____ Data entries
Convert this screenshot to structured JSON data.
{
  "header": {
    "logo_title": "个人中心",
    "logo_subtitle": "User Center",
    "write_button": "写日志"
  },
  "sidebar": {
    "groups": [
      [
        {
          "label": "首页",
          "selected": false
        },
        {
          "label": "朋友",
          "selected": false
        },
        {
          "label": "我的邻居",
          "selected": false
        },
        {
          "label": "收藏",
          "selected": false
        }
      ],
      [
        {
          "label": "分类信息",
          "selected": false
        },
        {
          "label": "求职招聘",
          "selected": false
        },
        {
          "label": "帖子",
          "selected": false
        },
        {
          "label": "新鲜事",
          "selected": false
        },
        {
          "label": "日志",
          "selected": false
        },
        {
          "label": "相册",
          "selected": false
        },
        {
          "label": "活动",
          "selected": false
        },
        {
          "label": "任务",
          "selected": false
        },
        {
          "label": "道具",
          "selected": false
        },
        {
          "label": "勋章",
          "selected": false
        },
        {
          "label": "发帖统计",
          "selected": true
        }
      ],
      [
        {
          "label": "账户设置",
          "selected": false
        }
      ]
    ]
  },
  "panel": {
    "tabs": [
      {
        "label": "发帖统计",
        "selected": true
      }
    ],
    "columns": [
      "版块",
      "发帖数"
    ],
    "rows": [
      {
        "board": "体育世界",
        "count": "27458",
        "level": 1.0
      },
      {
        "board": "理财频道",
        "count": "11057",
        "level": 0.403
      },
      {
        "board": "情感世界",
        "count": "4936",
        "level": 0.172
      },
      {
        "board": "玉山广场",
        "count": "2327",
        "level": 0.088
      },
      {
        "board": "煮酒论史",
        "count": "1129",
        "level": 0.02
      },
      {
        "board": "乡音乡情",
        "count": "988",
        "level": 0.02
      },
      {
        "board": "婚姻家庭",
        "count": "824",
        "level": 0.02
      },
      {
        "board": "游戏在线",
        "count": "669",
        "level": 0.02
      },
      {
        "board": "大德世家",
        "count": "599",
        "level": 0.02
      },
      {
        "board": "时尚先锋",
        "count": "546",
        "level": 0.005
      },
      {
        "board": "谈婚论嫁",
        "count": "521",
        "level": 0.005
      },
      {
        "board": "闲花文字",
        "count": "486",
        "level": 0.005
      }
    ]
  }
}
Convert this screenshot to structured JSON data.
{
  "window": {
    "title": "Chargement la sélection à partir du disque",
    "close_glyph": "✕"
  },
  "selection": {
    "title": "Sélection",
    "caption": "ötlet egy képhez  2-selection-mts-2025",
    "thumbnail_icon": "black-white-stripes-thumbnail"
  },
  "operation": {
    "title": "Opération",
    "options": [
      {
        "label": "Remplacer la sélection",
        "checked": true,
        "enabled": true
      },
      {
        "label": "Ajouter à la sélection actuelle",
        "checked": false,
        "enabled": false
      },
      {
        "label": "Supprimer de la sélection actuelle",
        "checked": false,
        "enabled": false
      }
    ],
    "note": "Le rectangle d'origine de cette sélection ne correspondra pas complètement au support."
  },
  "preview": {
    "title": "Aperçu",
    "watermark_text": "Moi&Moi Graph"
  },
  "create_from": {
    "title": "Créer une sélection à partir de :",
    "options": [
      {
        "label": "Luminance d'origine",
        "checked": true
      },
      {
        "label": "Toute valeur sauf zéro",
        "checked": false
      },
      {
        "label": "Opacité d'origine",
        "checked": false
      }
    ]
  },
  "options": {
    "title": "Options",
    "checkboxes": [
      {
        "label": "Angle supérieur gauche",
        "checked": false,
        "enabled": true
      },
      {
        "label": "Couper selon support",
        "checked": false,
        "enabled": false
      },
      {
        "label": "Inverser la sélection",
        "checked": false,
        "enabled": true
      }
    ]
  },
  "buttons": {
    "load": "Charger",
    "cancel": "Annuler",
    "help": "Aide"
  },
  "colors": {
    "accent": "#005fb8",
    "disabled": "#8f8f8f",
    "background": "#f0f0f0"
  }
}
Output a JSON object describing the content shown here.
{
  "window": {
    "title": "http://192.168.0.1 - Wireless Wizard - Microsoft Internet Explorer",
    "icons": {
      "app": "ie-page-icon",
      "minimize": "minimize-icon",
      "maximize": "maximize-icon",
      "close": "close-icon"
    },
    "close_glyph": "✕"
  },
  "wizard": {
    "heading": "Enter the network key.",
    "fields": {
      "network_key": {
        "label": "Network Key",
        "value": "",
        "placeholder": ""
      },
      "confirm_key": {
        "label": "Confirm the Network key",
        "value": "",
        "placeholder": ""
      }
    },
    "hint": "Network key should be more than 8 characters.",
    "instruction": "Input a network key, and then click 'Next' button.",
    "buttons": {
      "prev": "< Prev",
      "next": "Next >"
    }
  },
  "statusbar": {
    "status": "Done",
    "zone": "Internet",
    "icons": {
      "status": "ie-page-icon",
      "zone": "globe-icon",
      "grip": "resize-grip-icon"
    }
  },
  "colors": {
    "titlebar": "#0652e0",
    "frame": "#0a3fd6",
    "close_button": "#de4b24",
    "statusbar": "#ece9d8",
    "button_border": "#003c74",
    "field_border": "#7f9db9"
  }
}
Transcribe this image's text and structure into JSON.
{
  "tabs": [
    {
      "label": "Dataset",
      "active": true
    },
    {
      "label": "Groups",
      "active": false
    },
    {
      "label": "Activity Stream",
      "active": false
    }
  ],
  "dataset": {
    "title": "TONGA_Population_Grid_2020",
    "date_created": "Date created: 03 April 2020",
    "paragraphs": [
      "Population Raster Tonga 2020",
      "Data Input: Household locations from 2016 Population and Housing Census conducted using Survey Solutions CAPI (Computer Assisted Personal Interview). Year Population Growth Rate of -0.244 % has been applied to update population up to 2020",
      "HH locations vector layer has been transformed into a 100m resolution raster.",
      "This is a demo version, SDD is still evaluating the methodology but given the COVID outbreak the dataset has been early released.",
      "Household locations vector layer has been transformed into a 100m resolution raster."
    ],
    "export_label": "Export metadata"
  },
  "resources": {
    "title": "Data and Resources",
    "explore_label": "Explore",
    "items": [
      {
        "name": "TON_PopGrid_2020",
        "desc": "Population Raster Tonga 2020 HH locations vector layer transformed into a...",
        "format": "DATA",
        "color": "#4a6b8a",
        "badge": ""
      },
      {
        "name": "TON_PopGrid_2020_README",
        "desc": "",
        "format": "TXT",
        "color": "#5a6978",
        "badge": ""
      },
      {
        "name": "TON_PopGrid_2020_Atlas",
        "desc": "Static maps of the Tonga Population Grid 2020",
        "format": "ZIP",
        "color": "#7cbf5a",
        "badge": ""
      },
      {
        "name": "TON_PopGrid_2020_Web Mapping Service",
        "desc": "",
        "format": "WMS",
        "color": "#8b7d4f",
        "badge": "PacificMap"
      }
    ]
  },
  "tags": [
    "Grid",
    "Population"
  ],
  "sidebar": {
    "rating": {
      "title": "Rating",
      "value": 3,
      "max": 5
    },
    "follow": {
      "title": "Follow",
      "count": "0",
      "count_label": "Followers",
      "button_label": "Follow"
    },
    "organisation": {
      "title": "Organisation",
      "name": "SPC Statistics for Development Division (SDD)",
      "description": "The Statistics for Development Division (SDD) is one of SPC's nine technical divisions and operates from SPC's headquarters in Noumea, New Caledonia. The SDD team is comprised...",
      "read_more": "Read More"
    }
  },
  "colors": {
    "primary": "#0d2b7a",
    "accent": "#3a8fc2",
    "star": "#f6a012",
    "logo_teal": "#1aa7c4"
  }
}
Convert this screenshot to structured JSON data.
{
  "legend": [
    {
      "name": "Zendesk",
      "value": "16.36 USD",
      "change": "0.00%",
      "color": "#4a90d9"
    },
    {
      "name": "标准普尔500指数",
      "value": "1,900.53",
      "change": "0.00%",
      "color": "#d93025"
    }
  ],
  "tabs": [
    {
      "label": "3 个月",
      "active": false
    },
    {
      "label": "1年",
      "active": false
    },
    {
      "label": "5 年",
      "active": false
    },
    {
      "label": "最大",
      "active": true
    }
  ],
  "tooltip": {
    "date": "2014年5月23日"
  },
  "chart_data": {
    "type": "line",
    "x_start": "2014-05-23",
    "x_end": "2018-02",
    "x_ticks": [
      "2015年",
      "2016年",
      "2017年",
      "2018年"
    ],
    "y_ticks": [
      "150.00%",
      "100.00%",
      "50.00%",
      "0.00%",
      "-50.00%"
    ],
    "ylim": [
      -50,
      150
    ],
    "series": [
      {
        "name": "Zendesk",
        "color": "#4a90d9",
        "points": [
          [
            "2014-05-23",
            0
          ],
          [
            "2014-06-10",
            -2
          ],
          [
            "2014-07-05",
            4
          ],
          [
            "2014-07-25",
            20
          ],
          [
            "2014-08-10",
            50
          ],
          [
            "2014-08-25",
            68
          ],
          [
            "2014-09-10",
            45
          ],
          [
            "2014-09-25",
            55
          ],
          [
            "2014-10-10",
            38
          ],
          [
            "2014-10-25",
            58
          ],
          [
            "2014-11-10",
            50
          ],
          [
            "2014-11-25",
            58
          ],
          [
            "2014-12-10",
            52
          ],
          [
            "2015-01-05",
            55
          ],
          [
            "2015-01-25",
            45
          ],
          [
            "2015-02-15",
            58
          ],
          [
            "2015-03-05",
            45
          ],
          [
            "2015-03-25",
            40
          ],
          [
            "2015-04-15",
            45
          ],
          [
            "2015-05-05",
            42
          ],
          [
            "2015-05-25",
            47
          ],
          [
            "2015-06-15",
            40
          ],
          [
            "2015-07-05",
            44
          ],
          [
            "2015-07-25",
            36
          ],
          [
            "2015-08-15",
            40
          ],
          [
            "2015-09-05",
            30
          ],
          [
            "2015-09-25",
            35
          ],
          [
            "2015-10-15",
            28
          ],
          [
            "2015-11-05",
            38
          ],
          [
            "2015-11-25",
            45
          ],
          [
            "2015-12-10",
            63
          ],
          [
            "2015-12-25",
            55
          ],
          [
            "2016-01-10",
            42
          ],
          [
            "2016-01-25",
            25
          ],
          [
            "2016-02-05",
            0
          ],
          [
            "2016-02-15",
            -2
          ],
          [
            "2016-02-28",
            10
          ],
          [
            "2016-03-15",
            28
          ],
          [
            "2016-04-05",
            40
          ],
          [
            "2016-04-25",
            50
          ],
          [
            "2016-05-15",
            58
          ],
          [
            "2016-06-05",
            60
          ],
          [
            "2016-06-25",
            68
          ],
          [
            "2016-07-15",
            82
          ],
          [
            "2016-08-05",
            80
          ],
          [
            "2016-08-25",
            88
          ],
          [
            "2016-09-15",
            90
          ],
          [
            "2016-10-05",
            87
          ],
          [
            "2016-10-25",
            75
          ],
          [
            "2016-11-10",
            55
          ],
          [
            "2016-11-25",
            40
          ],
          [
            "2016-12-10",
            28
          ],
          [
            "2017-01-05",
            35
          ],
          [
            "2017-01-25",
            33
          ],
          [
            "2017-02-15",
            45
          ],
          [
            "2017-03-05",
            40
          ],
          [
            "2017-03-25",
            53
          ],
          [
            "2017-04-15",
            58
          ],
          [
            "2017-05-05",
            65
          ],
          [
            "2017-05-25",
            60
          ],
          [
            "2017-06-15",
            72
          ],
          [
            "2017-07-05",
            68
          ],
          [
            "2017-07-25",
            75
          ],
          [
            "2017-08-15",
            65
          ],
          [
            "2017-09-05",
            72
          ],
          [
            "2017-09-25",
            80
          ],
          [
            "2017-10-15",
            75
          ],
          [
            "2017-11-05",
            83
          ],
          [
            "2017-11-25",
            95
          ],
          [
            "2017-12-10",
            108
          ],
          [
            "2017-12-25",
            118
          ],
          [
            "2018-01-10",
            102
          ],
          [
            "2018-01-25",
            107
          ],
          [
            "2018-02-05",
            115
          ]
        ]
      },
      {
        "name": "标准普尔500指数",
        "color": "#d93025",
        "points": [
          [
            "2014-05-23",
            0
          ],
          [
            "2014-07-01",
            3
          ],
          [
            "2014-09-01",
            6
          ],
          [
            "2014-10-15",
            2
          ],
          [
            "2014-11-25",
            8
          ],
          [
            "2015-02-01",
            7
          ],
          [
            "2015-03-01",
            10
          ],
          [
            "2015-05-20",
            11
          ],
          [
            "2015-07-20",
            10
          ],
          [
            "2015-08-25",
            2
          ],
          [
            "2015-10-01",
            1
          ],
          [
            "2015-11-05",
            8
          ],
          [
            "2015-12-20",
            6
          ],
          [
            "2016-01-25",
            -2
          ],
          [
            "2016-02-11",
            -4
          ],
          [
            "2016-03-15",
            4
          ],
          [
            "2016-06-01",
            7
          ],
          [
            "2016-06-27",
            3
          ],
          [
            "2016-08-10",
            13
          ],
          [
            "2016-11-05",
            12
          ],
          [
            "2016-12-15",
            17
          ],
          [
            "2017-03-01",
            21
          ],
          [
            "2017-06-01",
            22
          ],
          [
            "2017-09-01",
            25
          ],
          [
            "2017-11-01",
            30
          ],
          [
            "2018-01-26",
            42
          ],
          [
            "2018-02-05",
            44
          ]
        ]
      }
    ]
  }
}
________
What is being asked:
Copy all the lines above that hold the string "resolution".

Finished exercise:
      "HH locations vector layer has been transformed into a 100m resolution raster.",
      "Household locations vector layer has been transformed into a 100m resolution raster."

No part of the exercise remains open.